Write every record out again exactly as given.

-- start of SUPPLIED DATA --

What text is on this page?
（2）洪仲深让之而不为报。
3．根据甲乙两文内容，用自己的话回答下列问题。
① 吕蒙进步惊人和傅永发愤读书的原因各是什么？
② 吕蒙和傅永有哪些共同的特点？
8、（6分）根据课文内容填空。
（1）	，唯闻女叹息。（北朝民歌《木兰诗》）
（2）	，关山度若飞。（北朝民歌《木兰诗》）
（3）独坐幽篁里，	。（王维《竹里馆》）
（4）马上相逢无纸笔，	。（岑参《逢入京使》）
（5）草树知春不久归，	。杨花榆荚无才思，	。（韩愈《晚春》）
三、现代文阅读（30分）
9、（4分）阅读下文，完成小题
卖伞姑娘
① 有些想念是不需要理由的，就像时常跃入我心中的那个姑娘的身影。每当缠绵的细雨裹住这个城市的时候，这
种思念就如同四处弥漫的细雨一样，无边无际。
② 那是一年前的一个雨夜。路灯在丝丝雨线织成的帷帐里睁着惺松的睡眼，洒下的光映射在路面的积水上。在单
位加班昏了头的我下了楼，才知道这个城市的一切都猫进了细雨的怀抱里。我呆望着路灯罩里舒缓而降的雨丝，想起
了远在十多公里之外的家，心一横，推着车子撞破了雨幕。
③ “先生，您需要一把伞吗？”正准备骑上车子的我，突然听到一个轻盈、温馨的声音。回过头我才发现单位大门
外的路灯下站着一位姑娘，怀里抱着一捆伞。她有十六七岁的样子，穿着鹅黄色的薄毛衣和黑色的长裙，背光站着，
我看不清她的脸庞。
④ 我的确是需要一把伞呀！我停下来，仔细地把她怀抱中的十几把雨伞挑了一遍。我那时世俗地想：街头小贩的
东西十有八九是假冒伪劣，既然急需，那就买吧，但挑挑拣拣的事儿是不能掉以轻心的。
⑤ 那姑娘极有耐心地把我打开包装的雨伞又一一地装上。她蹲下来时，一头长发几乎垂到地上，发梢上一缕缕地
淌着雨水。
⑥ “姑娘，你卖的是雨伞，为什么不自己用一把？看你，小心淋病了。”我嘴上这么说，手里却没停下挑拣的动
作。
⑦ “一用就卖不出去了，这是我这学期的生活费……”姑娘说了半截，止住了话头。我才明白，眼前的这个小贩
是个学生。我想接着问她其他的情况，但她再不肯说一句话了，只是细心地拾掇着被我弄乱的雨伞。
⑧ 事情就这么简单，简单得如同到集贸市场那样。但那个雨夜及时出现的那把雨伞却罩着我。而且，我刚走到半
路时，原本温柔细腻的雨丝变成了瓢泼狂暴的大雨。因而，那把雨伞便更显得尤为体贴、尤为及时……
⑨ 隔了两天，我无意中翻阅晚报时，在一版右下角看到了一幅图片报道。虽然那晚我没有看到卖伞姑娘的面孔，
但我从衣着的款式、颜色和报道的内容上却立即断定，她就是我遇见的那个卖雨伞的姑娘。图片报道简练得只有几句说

-- end of SUPPLIED DATA --

• _SOLUTION TO THE PROBLEM_
What text is on this page?
（2）洪仲深让之而不为报。
3．根据甲乙两文内容，用自己的话回答下列问题。
① 吕蒙进步惊人和傅永发愤读书的原因各是什么？
② 吕蒙和傅永有哪些共同的特点？
8、（6分）根据课文内容填空。
（1）	，唯闻女叹息。（北朝民歌《木兰诗》）
（2）	，关山度若飞。（北朝民歌《木兰诗》）
（3）独坐幽篁里，	。（王维《竹里馆》）
（4）马上相逢无纸笔，	。（岑参《逢入京使》）
（5）草树知春不久归，	。杨花榆荚无才思，	。（韩愈《晚春》）
三、现代文阅读（30分）
9、（4分）阅读下文，完成小题
卖伞姑娘
① 有些想念是不需要理由的，就像时常跃入我心中的那个姑娘的身影。每当缠绵的细雨裹住这个城市的时候，这
种思念就如同四处弥漫的细雨一样，无边无际。
② 那是一年前的一个雨夜。路灯在丝丝雨线织成的帷帐里睁着惺松的睡眼，洒下的光映射在路面的积水上。在单
位加班昏了头的我下了楼，才知道这个城市的一切都猫进了细雨的怀抱里。我呆望着路灯罩里舒缓而降的雨丝，想起
了远在十多公里之外的家，心一横，推着车子撞破了雨幕。
③ “先生，您需要一把伞吗？”正准备骑上车子的我，突然听到一个轻盈、温馨的声音。回过头我才发现单位大门
外的路灯下站着一位姑娘，怀里抱着一捆伞。她有十六七岁的样子，穿着鹅黄色的薄毛衣和黑色的长裙，背光站着，
我看不清她的脸庞。
④ 我的确是需要一把伞呀！我停下来，仔细地把她怀抱中的十几把雨伞挑了一遍。我那时世俗地想：街头小贩的
东西十有八九是假冒伪劣，既然急需，那就买吧，但挑挑拣拣的事儿是不能掉以轻心的。
⑤ 那姑娘极有耐心地把我打开包装的雨伞又一一地装上。她蹲下来时，一头长发几乎垂到地上，发梢上一缕缕地
淌着雨水。
⑥ “姑娘，你卖的是雨伞，为什么不自己用一把？看你，小心淋病了。”我嘴上这么说，手里却没停下挑拣的动
作。
⑦ “一用就卖不出去了，这是我这学期的生活费……”姑娘说了半截，止住了话头。我才明白，眼前的这个小贩
是个学生。我想接着问她其他的情况，但她再不肯说一句话了，只是细心地拾掇着被我弄乱的雨伞。
⑧ 事情就这么简单，简单得如同到集贸市场那样。但那个雨夜及时出现的那把雨伞却罩着我。而且，我刚走到半
路时，原本温柔细腻的雨丝变成了瓢泼狂暴的大雨。因而，那把雨伞便更显得尤为体贴、尤为及时……
⑨ 隔了两天，我无意中翻阅晚报时，在一版右下角看到了一幅图片报道。虽然那晚我没有看到卖伞姑娘的面孔，
但我从衣着的款式、颜色和报道的内容上却立即断定，她就是我遇见的那个卖雨伞的姑娘。图片报道简练得只有几句说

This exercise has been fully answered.